▶ [Given data]:
····················

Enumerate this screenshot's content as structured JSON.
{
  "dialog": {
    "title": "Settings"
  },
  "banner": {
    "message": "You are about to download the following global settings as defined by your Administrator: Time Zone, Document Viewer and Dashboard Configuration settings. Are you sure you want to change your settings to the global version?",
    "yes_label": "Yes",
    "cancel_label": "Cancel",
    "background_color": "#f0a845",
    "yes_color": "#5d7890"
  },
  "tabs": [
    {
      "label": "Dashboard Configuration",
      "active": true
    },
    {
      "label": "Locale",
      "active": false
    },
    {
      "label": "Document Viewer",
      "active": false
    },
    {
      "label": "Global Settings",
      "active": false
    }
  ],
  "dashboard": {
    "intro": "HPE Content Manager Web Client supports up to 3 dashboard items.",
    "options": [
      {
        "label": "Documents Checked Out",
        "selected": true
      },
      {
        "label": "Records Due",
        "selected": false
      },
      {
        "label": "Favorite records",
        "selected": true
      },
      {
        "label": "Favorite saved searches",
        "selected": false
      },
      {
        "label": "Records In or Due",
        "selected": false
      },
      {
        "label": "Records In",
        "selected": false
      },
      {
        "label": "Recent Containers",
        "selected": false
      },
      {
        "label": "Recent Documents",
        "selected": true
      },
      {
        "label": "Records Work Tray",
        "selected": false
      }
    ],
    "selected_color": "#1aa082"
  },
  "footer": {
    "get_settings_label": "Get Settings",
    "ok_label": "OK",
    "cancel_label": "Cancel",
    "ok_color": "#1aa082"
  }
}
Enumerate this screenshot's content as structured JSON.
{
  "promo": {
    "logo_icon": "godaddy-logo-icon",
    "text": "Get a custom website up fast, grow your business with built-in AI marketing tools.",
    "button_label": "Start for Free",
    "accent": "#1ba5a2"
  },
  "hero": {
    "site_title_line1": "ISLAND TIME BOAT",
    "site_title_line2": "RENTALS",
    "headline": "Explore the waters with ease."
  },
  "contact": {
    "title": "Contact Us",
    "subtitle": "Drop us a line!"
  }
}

····················

▶ [Exercise objective]: Extract the complete set of records unchanged.

▶ [Full output]:
Enumerate this screenshot's content as structured JSON.
{
  "dialog": {
    "title": "Settings"
  },
  "banner": {
    "message": "You are about to download the following global settings as defined by your Administrator: Time Zone, Document Viewer and Dashboard Configuration settings. Are you sure you want to change your settings to the global version?",
    "yes_label": "Yes",
    "cancel_label": "Cancel",
    "background_color": "#f0a845",
    "yes_color": "#5d7890"
  },
  "tabs": [
    {
      "label": "Dashboard Configuration",
      "active": true
    },
    {
      "label": "Locale",
      "active": false
    },
    {
      "label": "Document Viewer",
      "active": false
    },
    {
      "label": "Global Settings",
      "active": false
    }
  ],
  "dashboard": {
    "intro": "HPE Content Manager Web Client supports up to 3 dashboard items.",
    "options": [
      {
        "label": "Documents Checked Out",
        "selected": true
      },
      {
        "label": "Records Due",
        "selected": false
      },
      {
        "label": "Favorite records",
        "selected": true
      },
      {
        "label": "Favorite saved searches",
        "selected": false
      },
      {
        "label": "Records In or Due",
        "selected": false
      },
      {
        "label": "Records In",
        "selected": false
      },
      {
        "label": "Recent Containers",
        "selected": false
      },
      {
        "label": "Recent Documents",
        "selected": true
      },
      {
        "label": "Records Work Tray",
        "selected": false
      }
    ],
    "selected_color": "#1aa082"
  },
  "footer": {
    "get_settings_label": "Get Settings",
    "ok_label": "OK",
    "cancel_label": "Cancel",
    "ok_color": "#1aa082"
  }
}
Enumerate this screenshot's content as structured JSON.
{
  "promo": {
    "logo_icon": "godaddy-logo-icon",
    "text": "Get a custom website up fast, grow your business with built-in AI marketing tools.",
    "button_label": "Start for Free",
    "accent": "#1ba5a2"
  },
  "hero": {
    "site_title_line1": "ISLAND TIME BOAT",
    "site_title_line2": "RENTALS",
    "headline": "Explore the waters with ease."
  },
  "contact": {
    "title": "Contact Us",
    "subtitle": "Drop us a line!"
  }
}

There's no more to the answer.